- [EXERCISE DETAILS]
Omit the images. Copy each entry word for word.

* start *

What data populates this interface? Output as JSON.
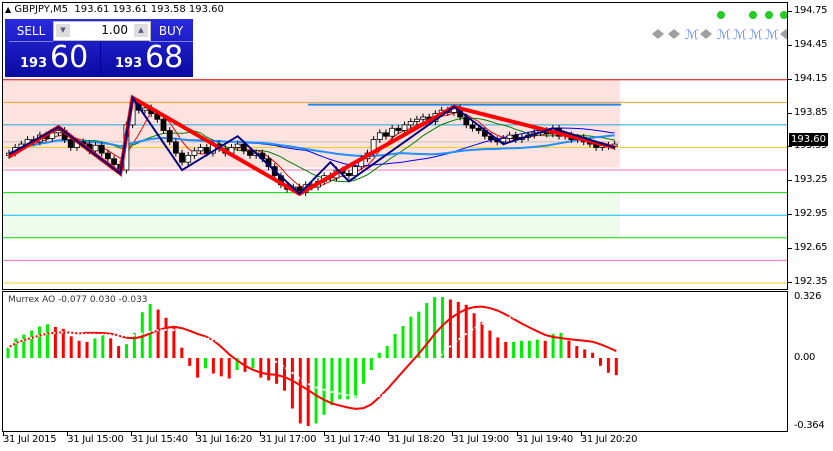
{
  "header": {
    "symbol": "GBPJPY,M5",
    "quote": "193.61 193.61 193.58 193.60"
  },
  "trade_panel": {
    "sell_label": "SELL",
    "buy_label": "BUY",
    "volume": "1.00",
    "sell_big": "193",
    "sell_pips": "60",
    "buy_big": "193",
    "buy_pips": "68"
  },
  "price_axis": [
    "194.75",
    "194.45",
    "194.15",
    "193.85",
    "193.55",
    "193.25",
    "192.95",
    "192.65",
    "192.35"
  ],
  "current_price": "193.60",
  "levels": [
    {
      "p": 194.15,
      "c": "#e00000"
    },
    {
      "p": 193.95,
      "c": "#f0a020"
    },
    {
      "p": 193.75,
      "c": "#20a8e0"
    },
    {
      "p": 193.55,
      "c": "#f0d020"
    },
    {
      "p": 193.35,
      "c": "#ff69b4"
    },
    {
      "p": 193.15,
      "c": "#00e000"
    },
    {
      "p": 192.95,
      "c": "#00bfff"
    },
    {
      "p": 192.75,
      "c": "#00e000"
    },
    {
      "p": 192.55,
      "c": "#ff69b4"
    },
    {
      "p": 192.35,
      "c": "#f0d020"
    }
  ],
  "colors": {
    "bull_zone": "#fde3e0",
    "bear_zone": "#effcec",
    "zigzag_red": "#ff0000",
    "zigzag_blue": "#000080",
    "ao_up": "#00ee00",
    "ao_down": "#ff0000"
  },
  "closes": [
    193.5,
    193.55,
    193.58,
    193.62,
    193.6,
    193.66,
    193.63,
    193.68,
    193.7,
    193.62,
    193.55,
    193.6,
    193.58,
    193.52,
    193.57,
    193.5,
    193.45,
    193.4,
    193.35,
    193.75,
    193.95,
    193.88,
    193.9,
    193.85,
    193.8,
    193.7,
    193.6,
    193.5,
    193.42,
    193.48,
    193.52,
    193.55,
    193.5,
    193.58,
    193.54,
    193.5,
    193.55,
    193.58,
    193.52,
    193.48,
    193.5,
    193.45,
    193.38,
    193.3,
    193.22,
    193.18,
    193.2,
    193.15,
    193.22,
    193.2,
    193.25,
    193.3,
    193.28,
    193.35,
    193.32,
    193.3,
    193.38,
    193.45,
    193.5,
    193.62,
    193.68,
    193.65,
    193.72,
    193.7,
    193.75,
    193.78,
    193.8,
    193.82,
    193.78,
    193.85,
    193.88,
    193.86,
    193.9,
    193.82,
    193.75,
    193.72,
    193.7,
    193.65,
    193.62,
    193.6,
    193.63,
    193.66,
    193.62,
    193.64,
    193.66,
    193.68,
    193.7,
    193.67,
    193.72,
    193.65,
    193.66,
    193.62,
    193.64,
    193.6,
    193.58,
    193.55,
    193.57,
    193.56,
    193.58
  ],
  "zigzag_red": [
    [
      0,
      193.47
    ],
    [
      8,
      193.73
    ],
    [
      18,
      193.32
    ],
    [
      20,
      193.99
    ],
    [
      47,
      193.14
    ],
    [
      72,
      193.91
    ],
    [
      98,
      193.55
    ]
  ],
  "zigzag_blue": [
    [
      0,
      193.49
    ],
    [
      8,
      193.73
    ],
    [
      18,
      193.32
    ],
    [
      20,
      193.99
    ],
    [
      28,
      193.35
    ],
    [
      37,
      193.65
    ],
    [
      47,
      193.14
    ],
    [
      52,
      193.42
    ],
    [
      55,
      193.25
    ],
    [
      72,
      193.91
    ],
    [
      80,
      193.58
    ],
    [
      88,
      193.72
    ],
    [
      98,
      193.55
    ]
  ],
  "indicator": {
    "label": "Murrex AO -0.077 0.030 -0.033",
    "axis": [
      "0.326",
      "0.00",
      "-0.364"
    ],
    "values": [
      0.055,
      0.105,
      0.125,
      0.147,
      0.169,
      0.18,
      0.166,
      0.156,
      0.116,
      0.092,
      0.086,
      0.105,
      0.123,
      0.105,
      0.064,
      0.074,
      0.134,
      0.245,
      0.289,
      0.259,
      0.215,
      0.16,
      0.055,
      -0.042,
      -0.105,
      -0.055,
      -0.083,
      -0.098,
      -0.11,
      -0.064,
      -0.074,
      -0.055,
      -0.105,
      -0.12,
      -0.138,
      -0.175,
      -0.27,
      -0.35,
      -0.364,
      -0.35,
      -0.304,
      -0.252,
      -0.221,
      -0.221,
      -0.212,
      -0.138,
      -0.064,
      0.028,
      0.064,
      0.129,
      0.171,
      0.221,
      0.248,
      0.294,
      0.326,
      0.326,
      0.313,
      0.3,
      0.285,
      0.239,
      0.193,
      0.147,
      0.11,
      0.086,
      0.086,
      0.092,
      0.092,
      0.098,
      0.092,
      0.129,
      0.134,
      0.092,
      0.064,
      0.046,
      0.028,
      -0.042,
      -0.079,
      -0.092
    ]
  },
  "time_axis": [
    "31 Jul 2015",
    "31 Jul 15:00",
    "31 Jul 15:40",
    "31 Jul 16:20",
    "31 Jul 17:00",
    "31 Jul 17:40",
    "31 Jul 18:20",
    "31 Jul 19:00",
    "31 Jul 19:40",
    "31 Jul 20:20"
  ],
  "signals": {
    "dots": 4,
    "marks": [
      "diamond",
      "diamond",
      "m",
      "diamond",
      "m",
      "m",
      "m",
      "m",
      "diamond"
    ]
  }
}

* end *

- [RIGHT ANSWER]
What data populates this interface? Output as JSON.
{
  "header": {
    "symbol": "GBPJPY,M5",
    "quote": "193.61 193.61 193.58 193.60"
  },
  "trade_panel": {
    "sell_label": "SELL",
    "buy_label": "BUY",
    "volume": "1.00",
    "sell_big": "193",
    "sell_pips": "60",
    "buy_big": "193",
    "buy_pips": "68"
  },
  "price_axis": [
    "194.75",
    "194.45",
    "194.15",
    "193.85",
    "193.55",
    "193.25",
    "192.95",
    "192.65",
    "192.35"
  ],
  "current_price": "193.60",
  "levels": [
    {
      "p": 194.15,
      "c": "#e00000"
    },
    {
      "p": 193.95,
      "c": "#f0a020"
    },
    {
      "p": 193.75,
      "c": "#20a8e0"
    },
    {
      "p": 193.55,
      "c": "#f0d020"
    },
    {
      "p": 193.35,
      "c": "#ff69b4"
    },
    {
      "p": 193.15,
      "c": "#00e000"
    },
    {
      "p": 192.95,
      "c": "#00bfff"
    },
    {
      "p": 192.75,
      "c": "#00e000"
    },
    {
      "p": 192.55,
      "c": "#ff69b4"
    },
    {
      "p": 192.35,
      "c": "#f0d020"
    }
  ],
  "colors": {
    "bull_zone": "#fde3e0",
    "bear_zone": "#effcec",
    "zigzag_red": "#ff0000",
    "zigzag_blue": "#000080",
    "ao_up": "#00ee00",
    "ao_down": "#ff0000"
  },
  "closes": [
    193.5,
    193.55,
    193.58,
    193.62,
    193.6,
    193.66,
    193.63,
    193.68,
    193.7,
    193.62,
    193.55,
    193.6,
    193.58,
    193.52,
    193.57,
    193.5,
    193.45,
    193.4,
    193.35,
    193.75,
    193.95,
    193.88,
    193.9,
    193.85,
    193.8,
    193.7,
    193.6,
    193.5,
    193.42,
    193.48,
    193.52,
    193.55,
    193.5,
    193.58,
    193.54,
    193.5,
    193.55,
    193.58,
    193.52,
    193.48,
    193.5,
    193.45,
    193.38,
    193.3,
    193.22,
    193.18,
    193.2,
    193.15,
    193.22,
    193.2,
    193.25,
    193.3,
    193.28,
    193.35,
    193.32,
    193.3,
    193.38,
    193.45,
    193.5,
    193.62,
    193.68,
    193.65,
    193.72,
    193.7,
    193.75,
    193.78,
    193.8,
    193.82,
    193.78,
    193.85,
    193.88,
    193.86,
    193.9,
    193.82,
    193.75,
    193.72,
    193.7,
    193.65,
    193.62,
    193.6,
    193.63,
    193.66,
    193.62,
    193.64,
    193.66,
    193.68,
    193.7,
    193.67,
    193.72,
    193.65,
    193.66,
    193.62,
    193.64,
    193.6,
    193.58,
    193.55,
    193.57,
    193.56,
    193.58
  ],
  "zigzag_red": [
    [
      0,
      193.47
    ],
    [
      8,
      193.73
    ],
    [
      18,
      193.32
    ],
    [
      20,
      193.99
    ],
    [
      47,
      193.14
    ],
    [
      72,
      193.91
    ],
    [
      98,
      193.55
    ]
  ],
  "zigzag_blue": [
    [
      0,
      193.49
    ],
    [
      8,
      193.73
    ],
    [
      18,
      193.32
    ],
    [
      20,
      193.99
    ],
    [
      28,
      193.35
    ],
    [
      37,
      193.65
    ],
    [
      47,
      193.14
    ],
    [
      52,
      193.42
    ],
    [
      55,
      193.25
    ],
    [
      72,
      193.91
    ],
    [
      80,
      193.58
    ],
    [
      88,
      193.72
    ],
    [
      98,
      193.55
    ]
  ],
  "indicator": {
    "label": "Murrex AO -0.077 0.030 -0.033",
    "axis": [
      "0.326",
      "0.00",
      "-0.364"
    ],
    "values": [
      0.055,
      0.105,
      0.125,
      0.147,
      0.169,
      0.18,
      0.166,
      0.156,
      0.116,
      0.092,
      0.086,
      0.105,
      0.123,
      0.105,
      0.064,
      0.074,
      0.134,
      0.245,
      0.289,
      0.259,
      0.215,
      0.16,
      0.055,
      -0.042,
      -0.105,
      -0.055,
      -0.083,
      -0.098,
      -0.11,
      -0.064,
      -0.074,
      -0.055,
      -0.105,
      -0.12,
      -0.138,
      -0.175,
      -0.27,
      -0.35,
      -0.364,
      -0.35,
      -0.304,
      -0.252,
      -0.221,
      -0.221,
      -0.212,
      -0.138,
      -0.064,
      0.028,
      0.064,
      0.129,
      0.171,
      0.221,
      0.248,
      0.294,
      0.326,
      0.326,
      0.313,
      0.3,
      0.285,
      0.239,
      0.193,
      0.147,
      0.11,
      0.086,
      0.086,
      0.092,
      0.092,
      0.098,
      0.092,
      0.129,
      0.134,
      0.092,
      0.064,
      0.046,
      0.028,
      -0.042,
      -0.079,
      -0.092
    ]
  },
  "time_axis": [
    "31 Jul 2015",
    "31 Jul 15:00",
    "31 Jul 15:40",
    "31 Jul 16:20",
    "31 Jul 17:00",
    "31 Jul 17:40",
    "31 Jul 18:20",
    "31 Jul 19:00",
    "31 Jul 19:40",
    "31 Jul 20:20"
  ],
  "signals": {
    "dots": 4,
    "marks": [
      "diamond",
      "diamond",
      "m",
      "diamond",
      "m",
      "m",
      "m",
      "m",
      "diamond"
    ]
  }
}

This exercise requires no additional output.